> _REQUIRED TASK_: Quote the records in full and leave their pictures out.

+++ RECORDED INFORMATION +++

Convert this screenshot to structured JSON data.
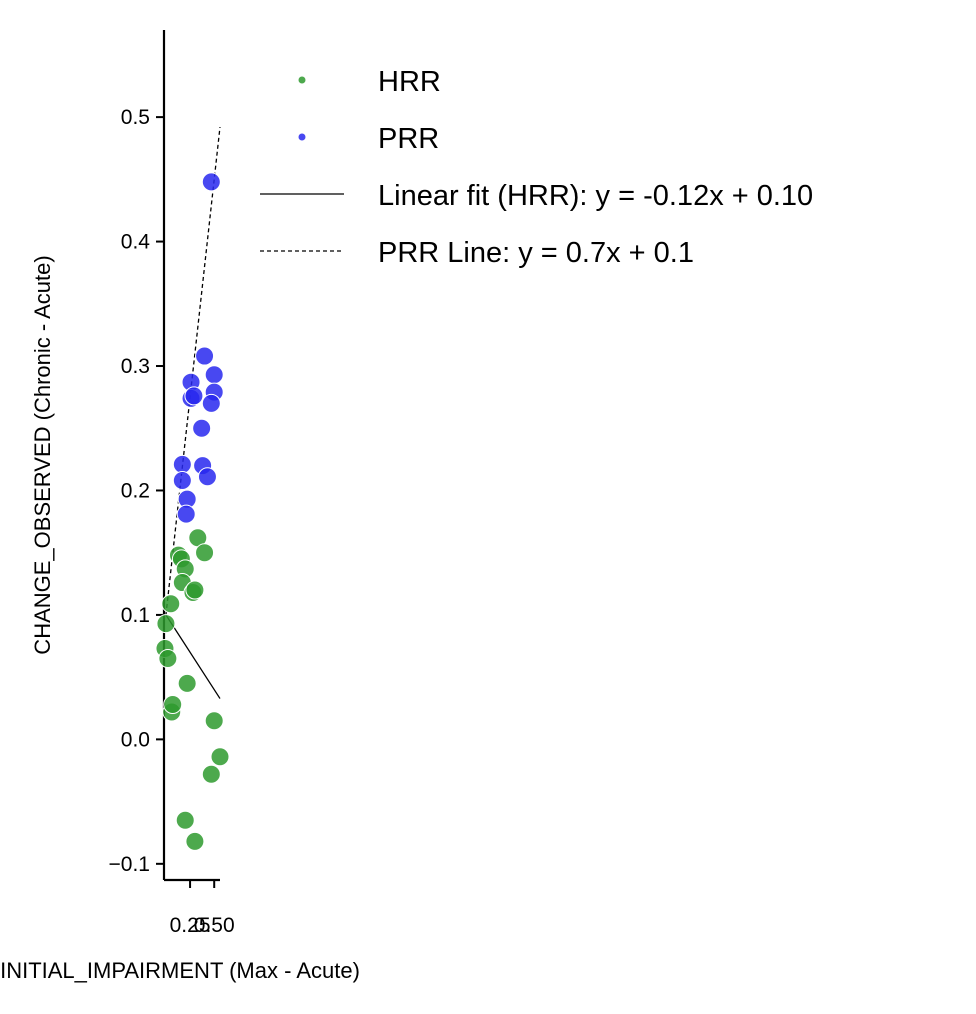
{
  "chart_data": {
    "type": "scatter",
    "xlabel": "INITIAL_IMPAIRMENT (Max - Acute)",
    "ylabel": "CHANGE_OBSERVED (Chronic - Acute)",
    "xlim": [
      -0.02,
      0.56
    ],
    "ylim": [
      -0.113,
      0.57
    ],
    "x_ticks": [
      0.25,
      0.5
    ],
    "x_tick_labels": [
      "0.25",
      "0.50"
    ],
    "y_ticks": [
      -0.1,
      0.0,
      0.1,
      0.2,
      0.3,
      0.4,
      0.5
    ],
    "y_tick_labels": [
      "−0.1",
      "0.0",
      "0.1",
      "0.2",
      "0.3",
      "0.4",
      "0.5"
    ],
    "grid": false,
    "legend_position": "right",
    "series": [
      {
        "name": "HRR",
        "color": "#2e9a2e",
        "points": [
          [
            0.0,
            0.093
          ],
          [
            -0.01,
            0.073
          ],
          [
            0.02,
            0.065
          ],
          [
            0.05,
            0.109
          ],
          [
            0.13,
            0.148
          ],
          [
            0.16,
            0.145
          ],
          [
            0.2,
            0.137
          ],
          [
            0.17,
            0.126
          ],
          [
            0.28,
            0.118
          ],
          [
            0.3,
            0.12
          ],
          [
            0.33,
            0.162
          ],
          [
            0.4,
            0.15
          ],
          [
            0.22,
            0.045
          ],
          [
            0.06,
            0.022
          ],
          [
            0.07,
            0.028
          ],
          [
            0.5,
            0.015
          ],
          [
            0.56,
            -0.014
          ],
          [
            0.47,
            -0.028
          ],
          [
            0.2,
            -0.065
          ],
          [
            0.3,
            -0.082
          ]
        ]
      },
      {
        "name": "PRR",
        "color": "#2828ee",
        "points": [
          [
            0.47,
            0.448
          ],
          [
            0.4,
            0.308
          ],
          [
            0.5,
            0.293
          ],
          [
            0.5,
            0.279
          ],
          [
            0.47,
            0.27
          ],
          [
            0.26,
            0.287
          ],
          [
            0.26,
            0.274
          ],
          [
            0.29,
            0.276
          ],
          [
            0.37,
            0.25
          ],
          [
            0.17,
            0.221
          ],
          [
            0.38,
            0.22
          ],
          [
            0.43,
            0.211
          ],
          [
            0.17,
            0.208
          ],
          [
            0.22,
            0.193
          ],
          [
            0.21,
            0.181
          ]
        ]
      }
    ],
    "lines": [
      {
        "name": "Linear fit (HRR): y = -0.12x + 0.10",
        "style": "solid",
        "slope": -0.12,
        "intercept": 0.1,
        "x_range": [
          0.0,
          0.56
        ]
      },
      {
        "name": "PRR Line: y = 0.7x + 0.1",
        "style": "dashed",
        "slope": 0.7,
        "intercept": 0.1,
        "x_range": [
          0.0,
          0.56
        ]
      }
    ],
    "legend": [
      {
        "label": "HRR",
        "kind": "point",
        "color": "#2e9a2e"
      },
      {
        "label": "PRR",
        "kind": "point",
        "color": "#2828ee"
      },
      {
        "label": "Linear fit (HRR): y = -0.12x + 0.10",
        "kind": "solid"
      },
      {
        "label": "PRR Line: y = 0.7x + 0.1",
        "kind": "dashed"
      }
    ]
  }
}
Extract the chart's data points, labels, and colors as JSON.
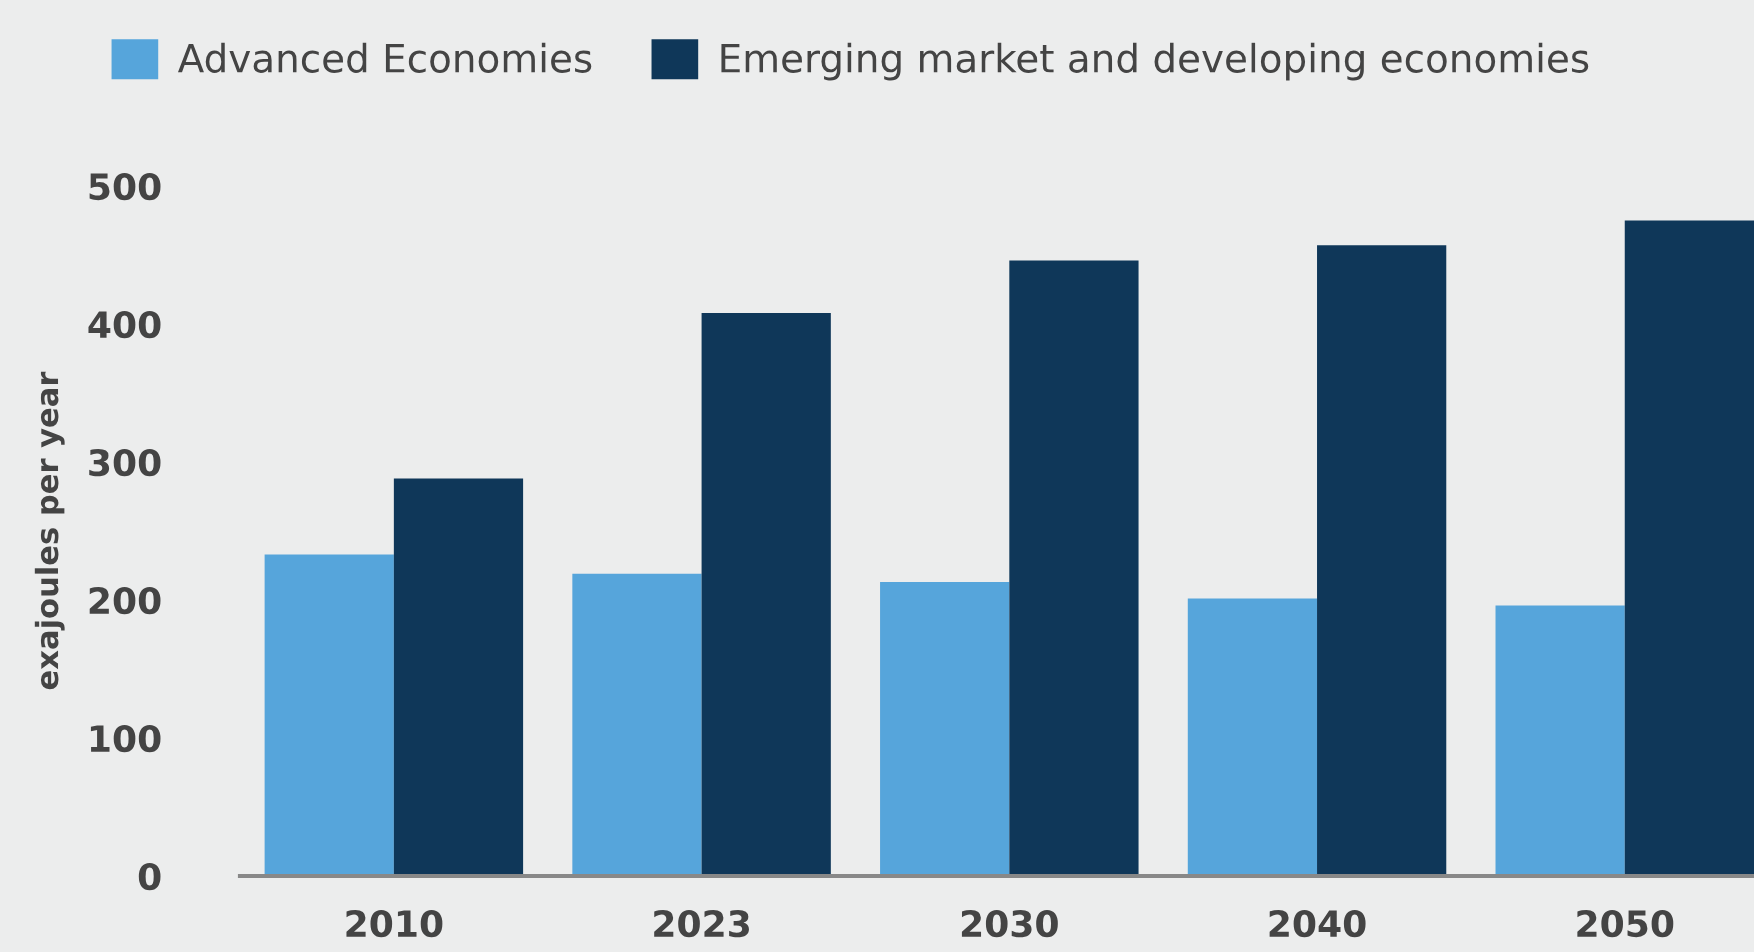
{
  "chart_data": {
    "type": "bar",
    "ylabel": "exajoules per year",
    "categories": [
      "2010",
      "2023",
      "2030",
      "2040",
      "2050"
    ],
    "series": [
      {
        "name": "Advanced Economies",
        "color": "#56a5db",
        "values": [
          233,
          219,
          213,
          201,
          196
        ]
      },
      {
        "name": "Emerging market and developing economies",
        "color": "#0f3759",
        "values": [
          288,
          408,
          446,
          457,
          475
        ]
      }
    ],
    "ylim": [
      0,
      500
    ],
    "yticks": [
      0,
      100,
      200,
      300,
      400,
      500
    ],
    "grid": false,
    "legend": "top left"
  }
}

+++

> _EXERCISE OUTPUT_:
Convert this screenshot to structured JSON data.
{
  "chart_data": {
    "type": "scatter",
    "xlabel": "INITIAL_IMPAIRMENT (Max - Acute)",
    "ylabel": "CHANGE_OBSERVED (Chronic - Acute)",
    "xlim": [
      -0.02,
      0.56
    ],
    "ylim": [
      -0.113,
      0.57
    ],
    "x_ticks": [
      0.25,
      0.5
    ],
    "x_tick_labels": [
      "0.25",
      "0.50"
    ],
    "y_ticks": [
      -0.1,
      0.0,
      0.1,
      0.2,
      0.3,
      0.4,
      0.5
    ],
    "y_tick_labels": [
      "−0.1",
      "0.0",
      "0.1",
      "0.2",
      "0.3",
      "0.4",
      "0.5"
    ],
    "grid": false,
    "legend_position": "right",
    "series": [
      {
        "name": "HRR",
        "color": "#2e9a2e",
        "points": [
          [
            0.0,
            0.093
          ],
          [
            -0.01,
            0.073
          ],
          [
            0.02,
            0.065
          ],
          [
            0.05,
            0.109
          ],
          [
            0.13,
            0.148
          ],
          [
            0.16,
            0.145
          ],
          [
            0.2,
            0.137
          ],
          [
            0.17,
            0.126
          ],
          [
            0.28,
            0.118
          ],
          [
            0.3,
            0.12
          ],
          [
            0.33,
            0.162
          ],
          [
            0.4,
            0.15
          ],
          [
            0.22,
            0.045
          ],
          [
            0.06,
            0.022
          ],
          [
            0.07,
            0.028
          ],
          [
            0.5,
            0.015
          ],
          [
            0.56,
            -0.014
          ],
          [
            0.47,
            -0.028
          ],
          [
            0.2,
            -0.065
          ],
          [
            0.3,
            -0.082
          ]
        ]
      },
      {
        "name": "PRR",
        "color": "#2828ee",
        "points": [
          [
            0.47,
            0.448
          ],
          [
            0.4,
            0.308
          ],
          [
            0.5,
            0.293
          ],
          [
            0.5,
            0.279
          ],
          [
            0.47,
            0.27
          ],
          [
            0.26,
            0.287
          ],
          [
            0.26,
            0.274
          ],
          [
            0.29,
            0.276
          ],
          [
            0.37,
            0.25
          ],
          [
            0.17,
            0.221
          ],
          [
            0.38,
            0.22
          ],
          [
            0.43,
            0.211
          ],
          [
            0.17,
            0.208
          ],
          [
            0.22,
            0.193
          ],
          [
            0.21,
            0.181
          ]
        ]
      }
    ],
    "lines": [
      {
        "name": "Linear fit (HRR): y = -0.12x + 0.10",
        "style": "solid",
        "slope": -0.12,
        "intercept": 0.1,
        "x_range": [
          0.0,
          0.56
        ]
      },
      {
        "name": "PRR Line: y = 0.7x + 0.1",
        "style": "dashed",
        "slope": 0.7,
        "intercept": 0.1,
        "x_range": [
          0.0,
          0.56
        ]
      }
    ],
    "legend": [
      {
        "label": "HRR",
        "kind": "point",
        "color": "#2e9a2e"
      },
      {
        "label": "PRR",
        "kind": "point",
        "color": "#2828ee"
      },
      {
        "label": "Linear fit (HRR): y = -0.12x + 0.10",
        "kind": "solid"
      },
      {
        "label": "PRR Line: y = 0.7x + 0.1",
        "kind": "dashed"
      }
    ]
  }
}
Extract the chart's data points, labels, and colors as JSON.
{
  "chart_data": {
    "type": "bar",
    "ylabel": "exajoules per year",
    "categories": [
      "2010",
      "2023",
      "2030",
      "2040",
      "2050"
    ],
    "series": [
      {
        "name": "Advanced Economies",
        "color": "#56a5db",
        "values": [
          233,
          219,
          213,
          201,
          196
        ]
      },
      {
        "name": "Emerging market and developing economies",
        "color": "#0f3759",
        "values": [
          288,
          408,
          446,
          457,
          475
        ]
      }
    ],
    "ylim": [
      0,
      500
    ],
    "yticks": [
      0,
      100,
      200,
      300,
      400,
      500
    ],
    "grid": false,
    "legend": "top left"
  }
}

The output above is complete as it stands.